• WHAT THE EXERCISE ASKS:
Copy out each line of the data that holds the word "about".

• EXERCISE MATERIALS:
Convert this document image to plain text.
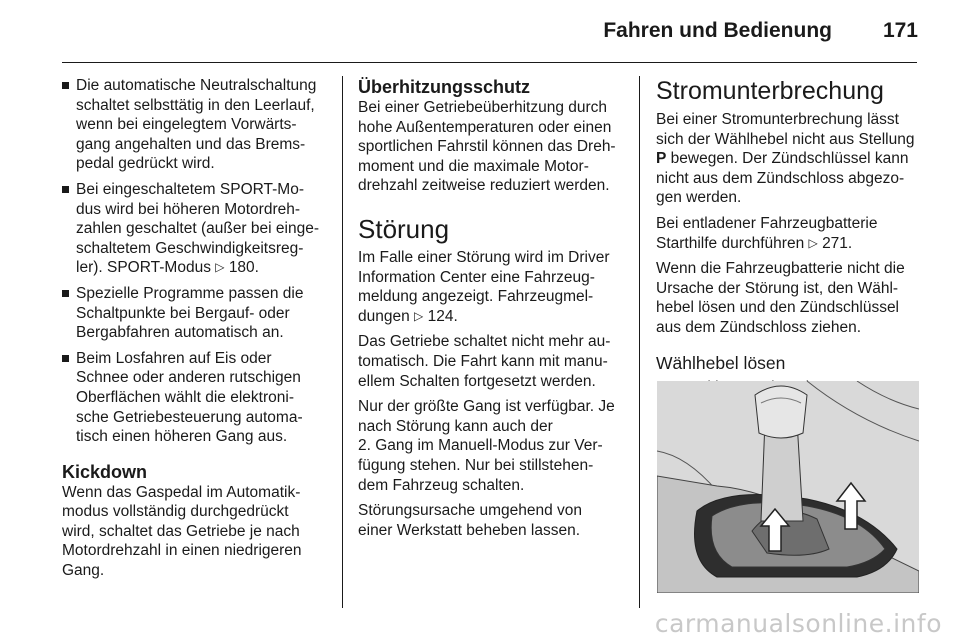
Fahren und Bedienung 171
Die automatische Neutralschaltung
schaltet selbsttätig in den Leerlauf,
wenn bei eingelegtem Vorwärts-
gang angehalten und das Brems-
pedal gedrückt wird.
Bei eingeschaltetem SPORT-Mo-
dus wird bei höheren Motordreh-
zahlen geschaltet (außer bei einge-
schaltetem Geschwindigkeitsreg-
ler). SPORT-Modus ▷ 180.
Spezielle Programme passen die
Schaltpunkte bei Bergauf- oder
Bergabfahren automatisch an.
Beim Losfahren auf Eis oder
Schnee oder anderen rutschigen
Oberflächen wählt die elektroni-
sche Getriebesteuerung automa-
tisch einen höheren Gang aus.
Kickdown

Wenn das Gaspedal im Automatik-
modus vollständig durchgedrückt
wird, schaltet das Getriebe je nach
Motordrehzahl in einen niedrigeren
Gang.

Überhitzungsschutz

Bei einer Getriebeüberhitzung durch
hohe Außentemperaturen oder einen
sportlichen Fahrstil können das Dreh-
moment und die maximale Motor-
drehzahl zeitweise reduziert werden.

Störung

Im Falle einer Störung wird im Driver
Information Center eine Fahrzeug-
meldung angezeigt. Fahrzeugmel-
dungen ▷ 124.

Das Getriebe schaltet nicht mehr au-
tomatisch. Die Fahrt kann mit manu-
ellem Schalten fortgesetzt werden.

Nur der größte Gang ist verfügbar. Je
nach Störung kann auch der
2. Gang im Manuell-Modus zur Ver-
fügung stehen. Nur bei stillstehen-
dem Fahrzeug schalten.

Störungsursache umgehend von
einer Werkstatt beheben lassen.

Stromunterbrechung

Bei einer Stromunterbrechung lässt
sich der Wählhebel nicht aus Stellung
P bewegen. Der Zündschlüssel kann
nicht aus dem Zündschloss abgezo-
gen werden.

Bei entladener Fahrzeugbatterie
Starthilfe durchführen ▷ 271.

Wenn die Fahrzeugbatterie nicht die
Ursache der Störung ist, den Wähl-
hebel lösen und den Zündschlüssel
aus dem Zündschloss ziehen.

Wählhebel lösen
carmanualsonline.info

==

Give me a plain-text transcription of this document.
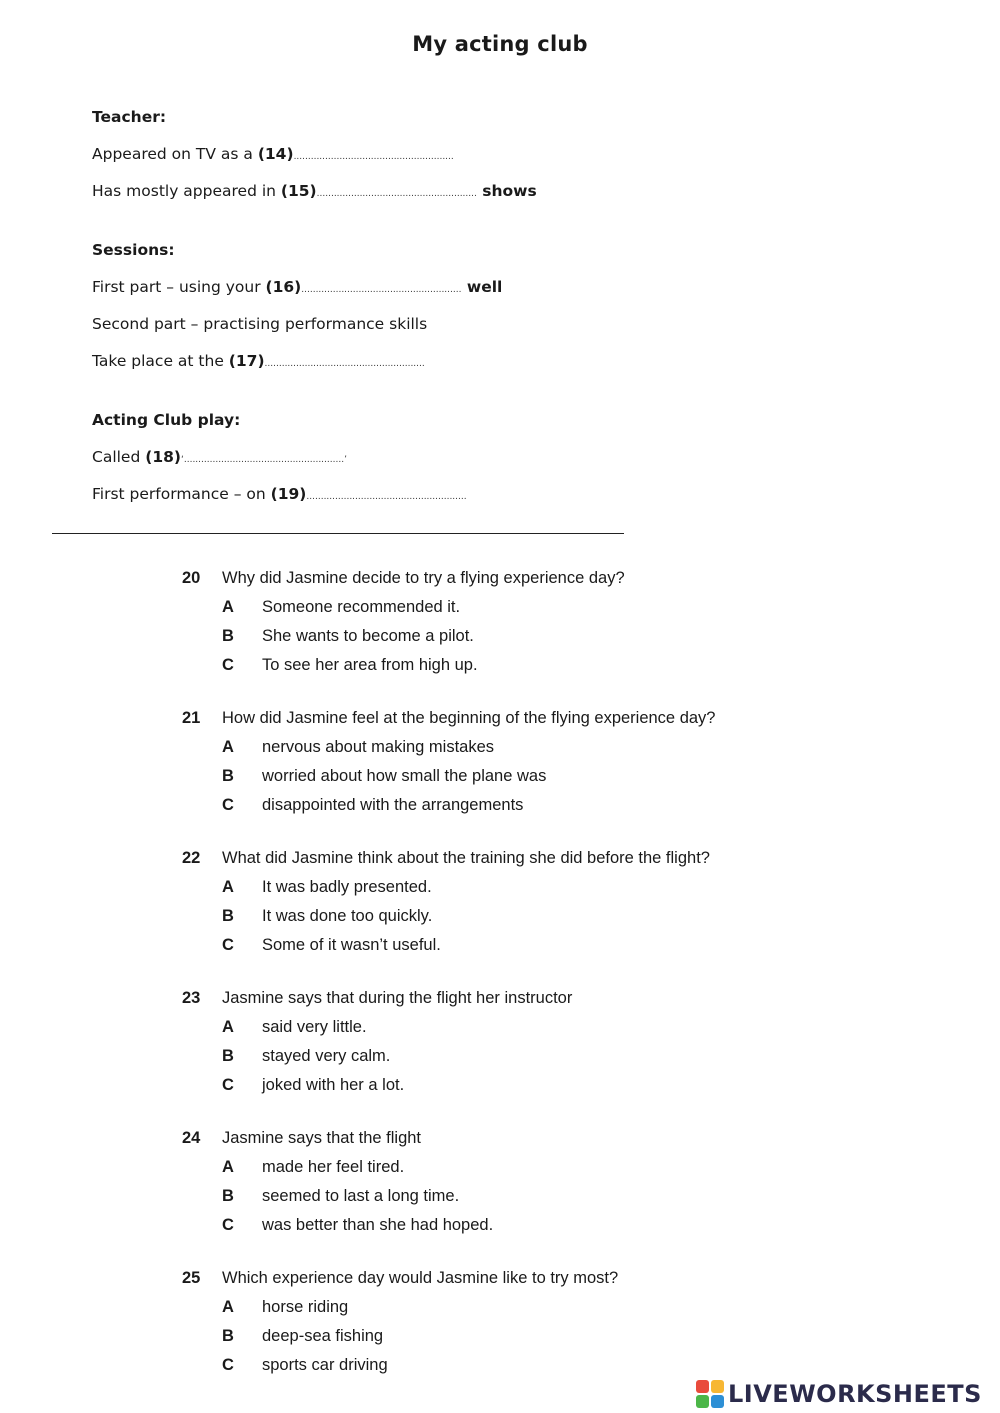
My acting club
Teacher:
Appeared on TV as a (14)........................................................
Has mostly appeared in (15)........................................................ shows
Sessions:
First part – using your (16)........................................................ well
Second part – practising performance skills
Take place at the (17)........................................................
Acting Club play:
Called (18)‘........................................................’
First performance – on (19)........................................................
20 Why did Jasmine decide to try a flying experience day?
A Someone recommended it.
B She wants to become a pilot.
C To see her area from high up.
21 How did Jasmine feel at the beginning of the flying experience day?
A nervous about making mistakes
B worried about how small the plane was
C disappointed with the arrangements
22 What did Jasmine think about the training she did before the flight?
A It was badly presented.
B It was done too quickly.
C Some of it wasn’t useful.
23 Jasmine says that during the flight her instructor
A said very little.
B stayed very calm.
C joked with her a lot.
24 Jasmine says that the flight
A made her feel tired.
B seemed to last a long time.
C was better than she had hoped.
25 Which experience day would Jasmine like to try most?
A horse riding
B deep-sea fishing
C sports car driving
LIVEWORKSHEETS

--

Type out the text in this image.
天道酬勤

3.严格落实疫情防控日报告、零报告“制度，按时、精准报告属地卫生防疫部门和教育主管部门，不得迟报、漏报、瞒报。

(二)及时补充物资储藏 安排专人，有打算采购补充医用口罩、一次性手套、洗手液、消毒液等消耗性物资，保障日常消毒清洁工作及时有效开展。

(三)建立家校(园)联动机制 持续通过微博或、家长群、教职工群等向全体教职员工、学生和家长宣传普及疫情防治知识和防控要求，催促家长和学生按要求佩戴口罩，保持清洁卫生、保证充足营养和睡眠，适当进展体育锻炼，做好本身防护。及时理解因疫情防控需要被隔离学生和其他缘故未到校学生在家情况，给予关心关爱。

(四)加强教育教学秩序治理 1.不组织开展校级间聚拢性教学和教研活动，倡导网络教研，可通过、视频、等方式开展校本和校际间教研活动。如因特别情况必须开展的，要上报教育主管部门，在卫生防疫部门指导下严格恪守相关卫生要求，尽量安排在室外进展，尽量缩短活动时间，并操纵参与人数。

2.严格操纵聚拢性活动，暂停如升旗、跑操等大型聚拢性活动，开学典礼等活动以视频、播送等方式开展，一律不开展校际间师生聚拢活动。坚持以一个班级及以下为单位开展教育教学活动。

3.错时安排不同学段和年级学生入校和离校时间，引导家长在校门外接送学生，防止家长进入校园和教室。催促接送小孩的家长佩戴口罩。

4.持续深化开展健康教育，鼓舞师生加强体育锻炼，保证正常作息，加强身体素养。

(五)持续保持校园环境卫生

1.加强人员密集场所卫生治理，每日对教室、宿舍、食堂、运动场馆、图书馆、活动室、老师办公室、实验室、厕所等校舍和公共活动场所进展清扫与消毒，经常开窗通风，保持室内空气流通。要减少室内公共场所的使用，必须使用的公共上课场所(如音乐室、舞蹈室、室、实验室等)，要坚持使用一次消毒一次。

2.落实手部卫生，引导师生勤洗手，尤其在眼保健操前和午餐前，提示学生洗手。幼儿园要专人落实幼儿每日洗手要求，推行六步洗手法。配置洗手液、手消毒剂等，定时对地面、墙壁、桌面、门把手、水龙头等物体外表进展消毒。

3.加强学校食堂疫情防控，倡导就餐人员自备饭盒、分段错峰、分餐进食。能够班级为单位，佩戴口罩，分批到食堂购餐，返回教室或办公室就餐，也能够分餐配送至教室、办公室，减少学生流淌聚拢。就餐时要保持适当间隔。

• WRITTEN RESPONSE:
A nervous about making mistakes
B worried about how small the plane was
22 What did Jasmine think about the training she did before the flight?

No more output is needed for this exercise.